### Stated goal
Here are some records. Copy each one exactly.

### Dataset entries
===

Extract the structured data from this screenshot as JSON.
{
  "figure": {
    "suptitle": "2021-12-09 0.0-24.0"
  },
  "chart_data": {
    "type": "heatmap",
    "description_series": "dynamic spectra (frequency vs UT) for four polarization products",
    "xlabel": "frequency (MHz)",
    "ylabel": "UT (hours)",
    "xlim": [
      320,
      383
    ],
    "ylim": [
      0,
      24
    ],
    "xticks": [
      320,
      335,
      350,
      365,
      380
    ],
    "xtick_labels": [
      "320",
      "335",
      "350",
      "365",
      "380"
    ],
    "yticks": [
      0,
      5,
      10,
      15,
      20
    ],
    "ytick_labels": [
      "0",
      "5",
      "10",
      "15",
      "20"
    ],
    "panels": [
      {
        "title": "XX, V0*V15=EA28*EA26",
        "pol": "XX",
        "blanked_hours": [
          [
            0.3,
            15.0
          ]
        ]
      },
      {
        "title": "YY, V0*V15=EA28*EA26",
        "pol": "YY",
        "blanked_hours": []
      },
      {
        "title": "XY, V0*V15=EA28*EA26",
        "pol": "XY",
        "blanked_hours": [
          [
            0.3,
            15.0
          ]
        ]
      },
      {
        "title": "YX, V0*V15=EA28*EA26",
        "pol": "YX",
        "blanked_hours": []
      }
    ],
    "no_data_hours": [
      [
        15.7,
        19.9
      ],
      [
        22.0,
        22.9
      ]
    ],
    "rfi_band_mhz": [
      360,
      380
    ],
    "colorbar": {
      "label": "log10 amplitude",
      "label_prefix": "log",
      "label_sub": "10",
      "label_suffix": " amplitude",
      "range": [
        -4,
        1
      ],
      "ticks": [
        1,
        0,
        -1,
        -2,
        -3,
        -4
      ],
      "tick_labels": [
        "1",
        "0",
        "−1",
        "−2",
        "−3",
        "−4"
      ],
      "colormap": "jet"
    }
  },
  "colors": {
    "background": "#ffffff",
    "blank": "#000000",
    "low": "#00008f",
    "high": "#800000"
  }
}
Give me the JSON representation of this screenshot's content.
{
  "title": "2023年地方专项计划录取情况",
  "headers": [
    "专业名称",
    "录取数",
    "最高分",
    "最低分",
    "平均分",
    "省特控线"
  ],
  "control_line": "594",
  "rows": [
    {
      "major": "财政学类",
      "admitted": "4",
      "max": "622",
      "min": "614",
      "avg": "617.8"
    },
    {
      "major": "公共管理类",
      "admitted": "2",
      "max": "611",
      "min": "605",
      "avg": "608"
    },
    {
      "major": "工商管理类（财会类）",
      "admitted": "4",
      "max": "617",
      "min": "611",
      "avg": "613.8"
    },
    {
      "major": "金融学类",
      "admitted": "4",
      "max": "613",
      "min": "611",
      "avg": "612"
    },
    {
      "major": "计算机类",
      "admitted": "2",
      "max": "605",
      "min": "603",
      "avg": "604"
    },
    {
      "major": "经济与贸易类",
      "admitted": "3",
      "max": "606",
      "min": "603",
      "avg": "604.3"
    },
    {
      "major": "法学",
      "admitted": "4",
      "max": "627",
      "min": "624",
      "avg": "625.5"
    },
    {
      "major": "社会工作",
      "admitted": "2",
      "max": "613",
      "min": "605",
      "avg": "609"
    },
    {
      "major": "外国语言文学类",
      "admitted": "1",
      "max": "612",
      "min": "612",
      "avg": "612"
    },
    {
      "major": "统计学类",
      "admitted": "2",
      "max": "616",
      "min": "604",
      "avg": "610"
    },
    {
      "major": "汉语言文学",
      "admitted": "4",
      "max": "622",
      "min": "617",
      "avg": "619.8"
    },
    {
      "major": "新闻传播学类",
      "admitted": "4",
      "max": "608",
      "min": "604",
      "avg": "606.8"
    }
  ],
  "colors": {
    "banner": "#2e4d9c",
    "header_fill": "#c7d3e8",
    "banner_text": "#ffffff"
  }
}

===

### Answer to this task
Extract the structured data from this screenshot as JSON.
{
  "figure": {
    "suptitle": "2021-12-09 0.0-24.0"
  },
  "chart_data": {
    "type": "heatmap",
    "description_series": "dynamic spectra (frequency vs UT) for four polarization products",
    "xlabel": "frequency (MHz)",
    "ylabel": "UT (hours)",
    "xlim": [
      320,
      383
    ],
    "ylim": [
      0,
      24
    ],
    "xticks": [
      320,
      335,
      350,
      365,
      380
    ],
    "xtick_labels": [
      "320",
      "335",
      "350",
      "365",
      "380"
    ],
    "yticks": [
      0,
      5,
      10,
      15,
      20
    ],
    "ytick_labels": [
      "0",
      "5",
      "10",
      "15",
      "20"
    ],
    "panels": [
      {
        "title": "XX, V0*V15=EA28*EA26",
        "pol": "XX",
        "blanked_hours": [
          [
            0.3,
            15.0
          ]
        ]
      },
      {
        "title": "YY, V0*V15=EA28*EA26",
        "pol": "YY",
        "blanked_hours": []
      },
      {
        "title": "XY, V0*V15=EA28*EA26",
        "pol": "XY",
        "blanked_hours": [
          [
            0.3,
            15.0
          ]
        ]
      },
      {
        "title": "YX, V0*V15=EA28*EA26",
        "pol": "YX",
        "blanked_hours": []
      }
    ],
    "no_data_hours": [
      [
        15.7,
        19.9
      ],
      [
        22.0,
        22.9
      ]
    ],
    "rfi_band_mhz": [
      360,
      380
    ],
    "colorbar": {
      "label": "log10 amplitude",
      "label_prefix": "log",
      "label_sub": "10",
      "label_suffix": " amplitude",
      "range": [
        -4,
        1
      ],
      "ticks": [
        1,
        0,
        -1,
        -2,
        -3,
        -4
      ],
      "tick_labels": [
        "1",
        "0",
        "−1",
        "−2",
        "−3",
        "−4"
      ],
      "colormap": "jet"
    }
  },
  "colors": {
    "background": "#ffffff",
    "blank": "#000000",
    "low": "#00008f",
    "high": "#800000"
  }
}
Give me the JSON representation of this screenshot's content.
{
  "title": "2023年地方专项计划录取情况",
  "headers": [
    "专业名称",
    "录取数",
    "最高分",
    "最低分",
    "平均分",
    "省特控线"
  ],
  "control_line": "594",
  "rows": [
    {
      "major": "财政学类",
      "admitted": "4",
      "max": "622",
      "min": "614",
      "avg": "617.8"
    },
    {
      "major": "公共管理类",
      "admitted": "2",
      "max": "611",
      "min": "605",
      "avg": "608"
    },
    {
      "major": "工商管理类（财会类）",
      "admitted": "4",
      "max": "617",
      "min": "611",
      "avg": "613.8"
    },
    {
      "major": "金融学类",
      "admitted": "4",
      "max": "613",
      "min": "611",
      "avg": "612"
    },
    {
      "major": "计算机类",
      "admitted": "2",
      "max": "605",
      "min": "603",
      "avg": "604"
    },
    {
      "major": "经济与贸易类",
      "admitted": "3",
      "max": "606",
      "min": "603",
      "avg": "604.3"
    },
    {
      "major": "法学",
      "admitted": "4",
      "max": "627",
      "min": "624",
      "avg": "625.5"
    },
    {
      "major": "社会工作",
      "admitted": "2",
      "max": "613",
      "min": "605",
      "avg": "609"
    },
    {
      "major": "外国语言文学类",
      "admitted": "1",
      "max": "612",
      "min": "612",
      "avg": "612"
    },
    {
      "major": "统计学类",
      "admitted": "2",
      "max": "616",
      "min": "604",
      "avg": "610"
    },
    {
      "major": "汉语言文学",
      "admitted": "4",
      "max": "622",
      "min": "617",
      "avg": "619.8"
    },
    {
      "major": "新闻传播学类",
      "admitted": "4",
      "max": "608",
      "min": "604",
      "avg": "606.8"
    }
  ],
  "colors": {
    "banner": "#2e4d9c",
    "header_fill": "#c7d3e8",
    "banner_text": "#ffffff"
  }
}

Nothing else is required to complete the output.